(Stored records)
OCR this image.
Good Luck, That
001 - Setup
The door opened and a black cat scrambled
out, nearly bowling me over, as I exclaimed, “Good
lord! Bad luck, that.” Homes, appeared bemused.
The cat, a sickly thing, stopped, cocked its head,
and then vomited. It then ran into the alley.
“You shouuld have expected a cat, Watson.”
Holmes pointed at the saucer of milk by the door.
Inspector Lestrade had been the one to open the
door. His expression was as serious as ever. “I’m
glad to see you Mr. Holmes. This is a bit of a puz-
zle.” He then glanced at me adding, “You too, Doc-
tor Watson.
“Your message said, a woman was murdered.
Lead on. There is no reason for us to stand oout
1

Given exercise –
Pull out all lines of the data with the string "then".

Result of the task –
and then vomited. It then ran into the alley.
zle.” He then glanced at me adding, “You too, Doc-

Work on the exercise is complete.